• [TASK INSTRUCTIONS]: Report each line of the data that has "this" somewhere in it.

• [MATERIAL PROVIDED]:
((

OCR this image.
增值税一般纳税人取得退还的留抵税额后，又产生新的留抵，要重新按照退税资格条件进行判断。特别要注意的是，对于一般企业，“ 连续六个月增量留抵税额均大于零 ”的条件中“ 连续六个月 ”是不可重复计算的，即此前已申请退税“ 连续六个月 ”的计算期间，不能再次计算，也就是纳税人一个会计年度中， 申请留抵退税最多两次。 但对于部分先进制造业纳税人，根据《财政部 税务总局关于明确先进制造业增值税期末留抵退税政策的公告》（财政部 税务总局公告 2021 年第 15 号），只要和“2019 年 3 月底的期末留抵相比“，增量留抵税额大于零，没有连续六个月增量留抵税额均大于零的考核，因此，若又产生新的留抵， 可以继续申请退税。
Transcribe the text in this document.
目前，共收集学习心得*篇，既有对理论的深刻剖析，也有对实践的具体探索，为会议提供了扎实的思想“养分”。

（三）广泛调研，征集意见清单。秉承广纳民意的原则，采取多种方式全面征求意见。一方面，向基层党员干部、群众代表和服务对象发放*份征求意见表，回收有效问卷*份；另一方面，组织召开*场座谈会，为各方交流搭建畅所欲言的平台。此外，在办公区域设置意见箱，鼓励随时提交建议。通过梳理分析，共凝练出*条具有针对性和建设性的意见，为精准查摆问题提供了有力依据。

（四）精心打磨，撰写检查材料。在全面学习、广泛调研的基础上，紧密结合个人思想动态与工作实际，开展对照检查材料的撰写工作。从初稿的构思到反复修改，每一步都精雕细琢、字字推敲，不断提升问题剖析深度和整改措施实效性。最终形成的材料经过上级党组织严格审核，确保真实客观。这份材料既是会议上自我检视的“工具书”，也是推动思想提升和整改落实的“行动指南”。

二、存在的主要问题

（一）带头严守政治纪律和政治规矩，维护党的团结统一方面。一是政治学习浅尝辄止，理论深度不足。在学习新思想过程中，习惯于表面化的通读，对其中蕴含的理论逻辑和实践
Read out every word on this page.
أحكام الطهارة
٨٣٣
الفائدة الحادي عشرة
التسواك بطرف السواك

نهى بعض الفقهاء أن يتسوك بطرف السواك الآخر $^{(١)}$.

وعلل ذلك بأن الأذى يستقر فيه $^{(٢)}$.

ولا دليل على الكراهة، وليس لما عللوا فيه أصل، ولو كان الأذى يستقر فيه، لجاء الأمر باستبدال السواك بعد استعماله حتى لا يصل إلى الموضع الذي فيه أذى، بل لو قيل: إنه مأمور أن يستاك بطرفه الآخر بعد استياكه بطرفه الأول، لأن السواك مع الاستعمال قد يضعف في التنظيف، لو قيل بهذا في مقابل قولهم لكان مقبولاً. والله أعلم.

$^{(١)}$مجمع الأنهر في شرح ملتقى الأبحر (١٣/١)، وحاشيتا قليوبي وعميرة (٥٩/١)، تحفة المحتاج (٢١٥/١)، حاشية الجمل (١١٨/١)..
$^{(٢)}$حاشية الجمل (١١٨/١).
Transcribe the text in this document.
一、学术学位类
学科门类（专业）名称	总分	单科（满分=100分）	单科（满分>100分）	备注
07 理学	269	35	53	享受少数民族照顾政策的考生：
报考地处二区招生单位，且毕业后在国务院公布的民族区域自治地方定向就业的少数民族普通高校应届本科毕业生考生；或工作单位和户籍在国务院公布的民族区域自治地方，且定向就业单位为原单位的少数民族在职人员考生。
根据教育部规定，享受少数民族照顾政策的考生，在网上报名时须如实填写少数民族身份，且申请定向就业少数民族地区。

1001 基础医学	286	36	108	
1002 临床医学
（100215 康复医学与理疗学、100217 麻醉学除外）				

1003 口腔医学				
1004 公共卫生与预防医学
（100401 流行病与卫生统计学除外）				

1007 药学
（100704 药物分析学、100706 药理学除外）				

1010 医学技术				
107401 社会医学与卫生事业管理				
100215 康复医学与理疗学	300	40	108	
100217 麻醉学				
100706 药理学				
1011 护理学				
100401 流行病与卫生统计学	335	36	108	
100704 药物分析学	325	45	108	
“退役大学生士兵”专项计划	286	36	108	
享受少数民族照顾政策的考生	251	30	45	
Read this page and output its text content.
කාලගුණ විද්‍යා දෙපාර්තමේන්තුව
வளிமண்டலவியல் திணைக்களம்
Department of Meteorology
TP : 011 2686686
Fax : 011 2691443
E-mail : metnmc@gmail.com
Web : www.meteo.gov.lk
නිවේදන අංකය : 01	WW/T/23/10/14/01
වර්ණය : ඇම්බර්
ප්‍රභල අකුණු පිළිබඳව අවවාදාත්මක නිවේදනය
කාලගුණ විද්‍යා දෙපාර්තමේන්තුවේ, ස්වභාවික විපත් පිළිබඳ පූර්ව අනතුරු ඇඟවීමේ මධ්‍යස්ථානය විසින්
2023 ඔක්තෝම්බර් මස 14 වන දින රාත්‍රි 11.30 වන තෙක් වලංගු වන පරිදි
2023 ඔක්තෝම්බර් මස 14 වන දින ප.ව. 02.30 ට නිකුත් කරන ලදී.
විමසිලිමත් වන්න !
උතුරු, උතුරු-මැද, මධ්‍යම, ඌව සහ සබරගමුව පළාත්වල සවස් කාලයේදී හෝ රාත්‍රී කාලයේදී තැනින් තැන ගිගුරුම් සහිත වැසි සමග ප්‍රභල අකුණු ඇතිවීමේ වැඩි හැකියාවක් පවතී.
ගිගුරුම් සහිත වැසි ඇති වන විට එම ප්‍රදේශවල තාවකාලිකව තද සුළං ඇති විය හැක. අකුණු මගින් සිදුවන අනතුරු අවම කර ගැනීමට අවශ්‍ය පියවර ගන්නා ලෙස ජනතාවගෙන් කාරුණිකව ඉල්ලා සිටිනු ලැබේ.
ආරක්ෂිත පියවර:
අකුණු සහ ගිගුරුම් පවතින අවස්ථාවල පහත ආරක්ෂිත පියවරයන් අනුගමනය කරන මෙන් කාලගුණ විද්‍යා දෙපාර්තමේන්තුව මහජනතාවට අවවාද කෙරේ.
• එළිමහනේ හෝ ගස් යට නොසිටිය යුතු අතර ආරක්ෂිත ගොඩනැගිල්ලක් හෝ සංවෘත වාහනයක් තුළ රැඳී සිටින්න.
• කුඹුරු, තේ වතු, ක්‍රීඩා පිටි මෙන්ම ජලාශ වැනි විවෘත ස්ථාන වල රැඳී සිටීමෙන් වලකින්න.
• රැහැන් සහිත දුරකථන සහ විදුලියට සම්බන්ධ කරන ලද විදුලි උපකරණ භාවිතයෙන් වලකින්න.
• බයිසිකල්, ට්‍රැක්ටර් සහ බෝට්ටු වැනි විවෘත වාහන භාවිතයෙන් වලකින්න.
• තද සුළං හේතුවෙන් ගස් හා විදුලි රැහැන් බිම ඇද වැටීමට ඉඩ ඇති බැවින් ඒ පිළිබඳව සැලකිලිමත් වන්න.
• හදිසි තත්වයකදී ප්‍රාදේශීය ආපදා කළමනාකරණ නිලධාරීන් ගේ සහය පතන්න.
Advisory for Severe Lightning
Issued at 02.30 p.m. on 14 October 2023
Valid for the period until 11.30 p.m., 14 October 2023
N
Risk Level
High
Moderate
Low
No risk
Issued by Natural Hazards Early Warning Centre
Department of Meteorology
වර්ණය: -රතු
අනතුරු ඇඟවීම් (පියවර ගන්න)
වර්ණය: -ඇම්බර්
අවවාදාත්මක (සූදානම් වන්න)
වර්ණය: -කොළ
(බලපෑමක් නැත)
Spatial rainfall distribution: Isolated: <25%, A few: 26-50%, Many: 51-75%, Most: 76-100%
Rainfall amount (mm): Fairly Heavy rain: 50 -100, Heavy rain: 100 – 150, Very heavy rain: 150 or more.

))

• [RESULT]:
OCR this image.
Transcribe the text in this document.
Read out every word on this page.
Transcribe the text in this document.
Read this page and output its text content.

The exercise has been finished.